**Work to do:**
Pick out and copy every line below that has the word "coefficients".

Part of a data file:
** Start **

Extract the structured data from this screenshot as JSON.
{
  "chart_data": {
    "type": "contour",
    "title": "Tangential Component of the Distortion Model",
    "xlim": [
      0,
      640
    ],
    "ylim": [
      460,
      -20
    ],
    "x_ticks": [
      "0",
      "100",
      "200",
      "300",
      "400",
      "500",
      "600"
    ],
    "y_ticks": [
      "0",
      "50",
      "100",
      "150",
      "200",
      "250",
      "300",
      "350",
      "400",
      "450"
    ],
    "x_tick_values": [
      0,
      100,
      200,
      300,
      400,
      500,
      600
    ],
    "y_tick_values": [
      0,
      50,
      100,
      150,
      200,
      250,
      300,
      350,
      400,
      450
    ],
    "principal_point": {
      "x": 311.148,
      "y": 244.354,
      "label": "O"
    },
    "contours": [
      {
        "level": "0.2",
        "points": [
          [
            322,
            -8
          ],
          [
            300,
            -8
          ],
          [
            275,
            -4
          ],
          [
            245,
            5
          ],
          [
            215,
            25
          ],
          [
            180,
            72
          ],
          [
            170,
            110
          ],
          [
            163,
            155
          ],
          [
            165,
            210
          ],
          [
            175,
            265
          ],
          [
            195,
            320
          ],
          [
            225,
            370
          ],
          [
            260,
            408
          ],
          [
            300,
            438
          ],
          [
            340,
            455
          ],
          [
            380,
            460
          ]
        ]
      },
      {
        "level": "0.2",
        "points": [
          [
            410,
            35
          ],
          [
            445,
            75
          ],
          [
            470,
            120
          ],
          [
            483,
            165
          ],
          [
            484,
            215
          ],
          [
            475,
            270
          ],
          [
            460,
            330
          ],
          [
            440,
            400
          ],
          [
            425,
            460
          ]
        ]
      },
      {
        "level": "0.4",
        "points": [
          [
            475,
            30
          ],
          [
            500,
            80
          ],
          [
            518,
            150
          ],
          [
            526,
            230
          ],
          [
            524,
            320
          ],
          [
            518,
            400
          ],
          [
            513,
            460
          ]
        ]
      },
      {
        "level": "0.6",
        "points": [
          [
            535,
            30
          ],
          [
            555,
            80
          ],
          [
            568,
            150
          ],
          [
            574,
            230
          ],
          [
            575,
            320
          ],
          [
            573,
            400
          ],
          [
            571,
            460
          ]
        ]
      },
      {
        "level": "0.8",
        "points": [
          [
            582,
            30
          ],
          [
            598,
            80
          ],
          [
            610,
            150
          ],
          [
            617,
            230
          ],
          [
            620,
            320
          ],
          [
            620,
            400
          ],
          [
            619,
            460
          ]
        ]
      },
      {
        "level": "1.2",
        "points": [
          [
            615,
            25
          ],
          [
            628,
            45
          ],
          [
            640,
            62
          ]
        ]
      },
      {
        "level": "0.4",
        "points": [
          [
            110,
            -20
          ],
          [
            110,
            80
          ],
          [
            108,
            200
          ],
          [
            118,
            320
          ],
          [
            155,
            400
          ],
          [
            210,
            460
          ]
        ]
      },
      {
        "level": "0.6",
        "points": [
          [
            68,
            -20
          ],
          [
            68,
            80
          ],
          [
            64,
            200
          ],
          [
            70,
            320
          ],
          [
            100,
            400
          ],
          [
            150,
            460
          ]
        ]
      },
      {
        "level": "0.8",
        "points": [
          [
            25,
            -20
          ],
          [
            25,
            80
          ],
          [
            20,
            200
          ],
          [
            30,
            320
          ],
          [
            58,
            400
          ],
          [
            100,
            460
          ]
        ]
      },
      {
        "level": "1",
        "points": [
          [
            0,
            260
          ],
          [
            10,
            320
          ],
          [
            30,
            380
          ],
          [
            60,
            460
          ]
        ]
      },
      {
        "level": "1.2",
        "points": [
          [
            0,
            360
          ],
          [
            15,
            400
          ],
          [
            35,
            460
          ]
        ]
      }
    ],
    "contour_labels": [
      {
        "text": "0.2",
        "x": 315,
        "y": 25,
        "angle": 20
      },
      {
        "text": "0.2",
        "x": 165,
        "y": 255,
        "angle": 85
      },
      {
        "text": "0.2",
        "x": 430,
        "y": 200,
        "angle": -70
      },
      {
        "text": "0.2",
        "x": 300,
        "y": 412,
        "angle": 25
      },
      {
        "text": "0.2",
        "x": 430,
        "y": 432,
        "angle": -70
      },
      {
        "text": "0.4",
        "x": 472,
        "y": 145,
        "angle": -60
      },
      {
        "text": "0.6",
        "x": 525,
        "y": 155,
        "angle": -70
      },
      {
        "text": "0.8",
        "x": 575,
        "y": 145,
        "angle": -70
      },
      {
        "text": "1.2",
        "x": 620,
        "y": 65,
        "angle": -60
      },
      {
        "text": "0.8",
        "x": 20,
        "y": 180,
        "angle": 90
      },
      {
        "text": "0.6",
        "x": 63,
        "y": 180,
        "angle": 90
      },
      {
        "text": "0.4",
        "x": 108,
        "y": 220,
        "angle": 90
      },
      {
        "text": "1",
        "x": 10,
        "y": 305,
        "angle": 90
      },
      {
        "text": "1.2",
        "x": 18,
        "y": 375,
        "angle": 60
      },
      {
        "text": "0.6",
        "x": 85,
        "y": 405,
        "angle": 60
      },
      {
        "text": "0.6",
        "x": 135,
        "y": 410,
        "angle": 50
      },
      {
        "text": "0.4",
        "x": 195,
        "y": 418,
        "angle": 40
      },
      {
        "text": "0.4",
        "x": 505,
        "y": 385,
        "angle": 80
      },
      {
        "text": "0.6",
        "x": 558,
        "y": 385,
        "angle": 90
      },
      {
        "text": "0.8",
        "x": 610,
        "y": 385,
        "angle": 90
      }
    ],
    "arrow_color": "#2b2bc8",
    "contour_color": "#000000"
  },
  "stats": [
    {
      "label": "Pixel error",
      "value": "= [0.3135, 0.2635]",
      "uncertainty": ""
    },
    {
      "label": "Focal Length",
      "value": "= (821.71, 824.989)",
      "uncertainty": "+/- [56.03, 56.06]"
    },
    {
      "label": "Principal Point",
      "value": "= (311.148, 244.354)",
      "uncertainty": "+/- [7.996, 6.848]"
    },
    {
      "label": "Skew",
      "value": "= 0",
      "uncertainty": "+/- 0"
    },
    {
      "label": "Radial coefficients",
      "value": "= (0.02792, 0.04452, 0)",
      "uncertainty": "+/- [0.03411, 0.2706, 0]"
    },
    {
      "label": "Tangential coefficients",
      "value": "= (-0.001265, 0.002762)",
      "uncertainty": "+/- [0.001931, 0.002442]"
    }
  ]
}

** End **

**Answer:**
      "label": "Radial coefficients",
      "label": "Tangential coefficients",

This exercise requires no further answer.